:: Work to be completed ::
Copy out the entries below precisely; nothing is to be omitted.

** START OF Task inputs **

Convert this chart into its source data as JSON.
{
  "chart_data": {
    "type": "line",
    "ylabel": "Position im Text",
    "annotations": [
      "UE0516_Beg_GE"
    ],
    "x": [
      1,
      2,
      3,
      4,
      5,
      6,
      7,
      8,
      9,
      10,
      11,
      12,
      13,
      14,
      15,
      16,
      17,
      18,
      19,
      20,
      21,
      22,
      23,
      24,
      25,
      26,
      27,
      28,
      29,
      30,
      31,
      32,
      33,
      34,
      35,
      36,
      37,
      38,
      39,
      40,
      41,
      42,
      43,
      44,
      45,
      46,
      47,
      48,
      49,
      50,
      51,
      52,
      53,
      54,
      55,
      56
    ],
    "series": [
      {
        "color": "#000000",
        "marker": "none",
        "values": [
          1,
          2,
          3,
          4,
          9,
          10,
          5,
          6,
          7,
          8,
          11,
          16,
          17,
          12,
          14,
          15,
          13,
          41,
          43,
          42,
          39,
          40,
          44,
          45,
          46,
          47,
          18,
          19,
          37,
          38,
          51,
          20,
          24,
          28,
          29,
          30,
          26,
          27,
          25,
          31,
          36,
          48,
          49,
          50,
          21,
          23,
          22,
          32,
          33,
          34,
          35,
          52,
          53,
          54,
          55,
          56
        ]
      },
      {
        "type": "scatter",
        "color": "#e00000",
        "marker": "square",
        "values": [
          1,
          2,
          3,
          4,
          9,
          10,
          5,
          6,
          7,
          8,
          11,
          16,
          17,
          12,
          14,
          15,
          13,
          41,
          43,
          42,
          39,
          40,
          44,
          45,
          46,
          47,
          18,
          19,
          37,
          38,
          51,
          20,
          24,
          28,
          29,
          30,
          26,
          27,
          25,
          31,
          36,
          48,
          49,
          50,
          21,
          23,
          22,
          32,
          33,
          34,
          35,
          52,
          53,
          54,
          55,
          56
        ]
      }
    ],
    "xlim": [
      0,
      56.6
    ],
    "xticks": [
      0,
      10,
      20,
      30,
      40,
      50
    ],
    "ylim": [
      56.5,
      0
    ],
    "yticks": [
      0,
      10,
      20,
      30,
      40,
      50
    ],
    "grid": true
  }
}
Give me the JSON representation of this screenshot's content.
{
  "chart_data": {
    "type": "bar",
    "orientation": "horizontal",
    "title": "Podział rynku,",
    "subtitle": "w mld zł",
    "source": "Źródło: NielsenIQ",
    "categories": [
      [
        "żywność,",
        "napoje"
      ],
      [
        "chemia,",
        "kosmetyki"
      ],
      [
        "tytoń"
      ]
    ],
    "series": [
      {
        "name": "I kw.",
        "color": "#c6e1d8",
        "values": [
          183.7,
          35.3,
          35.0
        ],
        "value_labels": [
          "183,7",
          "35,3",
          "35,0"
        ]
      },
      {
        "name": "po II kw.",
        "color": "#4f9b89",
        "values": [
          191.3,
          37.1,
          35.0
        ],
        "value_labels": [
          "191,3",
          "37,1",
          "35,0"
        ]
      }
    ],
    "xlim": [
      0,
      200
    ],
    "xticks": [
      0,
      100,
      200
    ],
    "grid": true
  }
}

** END OF Task inputs **

:: The result ::
Convert this chart into its source data as JSON.
{
  "chart_data": {
    "type": "line",
    "ylabel": "Position im Text",
    "annotations": [
      "UE0516_Beg_GE"
    ],
    "x": [
      1,
      2,
      3,
      4,
      5,
      6,
      7,
      8,
      9,
      10,
      11,
      12,
      13,
      14,
      15,
      16,
      17,
      18,
      19,
      20,
      21,
      22,
      23,
      24,
      25,
      26,
      27,
      28,
      29,
      30,
      31,
      32,
      33,
      34,
      35,
      36,
      37,
      38,
      39,
      40,
      41,
      42,
      43,
      44,
      45,
      46,
      47,
      48,
      49,
      50,
      51,
      52,
      53,
      54,
      55,
      56
    ],
    "series": [
      {
        "color": "#000000",
        "marker": "none",
        "values": [
          1,
          2,
          3,
          4,
          9,
          10,
          5,
          6,
          7,
          8,
          11,
          16,
          17,
          12,
          14,
          15,
          13,
          41,
          43,
          42,
          39,
          40,
          44,
          45,
          46,
          47,
          18,
          19,
          37,
          38,
          51,
          20,
          24,
          28,
          29,
          30,
          26,
          27,
          25,
          31,
          36,
          48,
          49,
          50,
          21,
          23,
          22,
          32,
          33,
          34,
          35,
          52,
          53,
          54,
          55,
          56
        ]
      },
      {
        "type": "scatter",
        "color": "#e00000",
        "marker": "square",
        "values": [
          1,
          2,
          3,
          4,
          9,
          10,
          5,
          6,
          7,
          8,
          11,
          16,
          17,
          12,
          14,
          15,
          13,
          41,
          43,
          42,
          39,
          40,
          44,
          45,
          46,
          47,
          18,
          19,
          37,
          38,
          51,
          20,
          24,
          28,
          29,
          30,
          26,
          27,
          25,
          31,
          36,
          48,
          49,
          50,
          21,
          23,
          22,
          32,
          33,
          34,
          35,
          52,
          53,
          54,
          55,
          56
        ]
      }
    ],
    "xlim": [
      0,
      56.6
    ],
    "xticks": [
      0,
      10,
      20,
      30,
      40,
      50
    ],
    "ylim": [
      56.5,
      0
    ],
    "yticks": [
      0,
      10,
      20,
      30,
      40,
      50
    ],
    "grid": true
  }
}
Give me the JSON representation of this screenshot's content.
{
  "chart_data": {
    "type": "bar",
    "orientation": "horizontal",
    "title": "Podział rynku,",
    "subtitle": "w mld zł",
    "source": "Źródło: NielsenIQ",
    "categories": [
      [
        "żywność,",
        "napoje"
      ],
      [
        "chemia,",
        "kosmetyki"
      ],
      [
        "tytoń"
      ]
    ],
    "series": [
      {
        "name": "I kw.",
        "color": "#c6e1d8",
        "values": [
          183.7,
          35.3,
          35.0
        ],
        "value_labels": [
          "183,7",
          "35,3",
          "35,0"
        ]
      },
      {
        "name": "po II kw.",
        "color": "#4f9b89",
        "values": [
          191.3,
          37.1,
          35.0
        ],
        "value_labels": [
          "191,3",
          "37,1",
          "35,0"
        ]
      }
    ],
    "xlim": [
      0,
      200
    ],
    "xticks": [
      0,
      100,
      200
    ],
    "grid": true
  }
}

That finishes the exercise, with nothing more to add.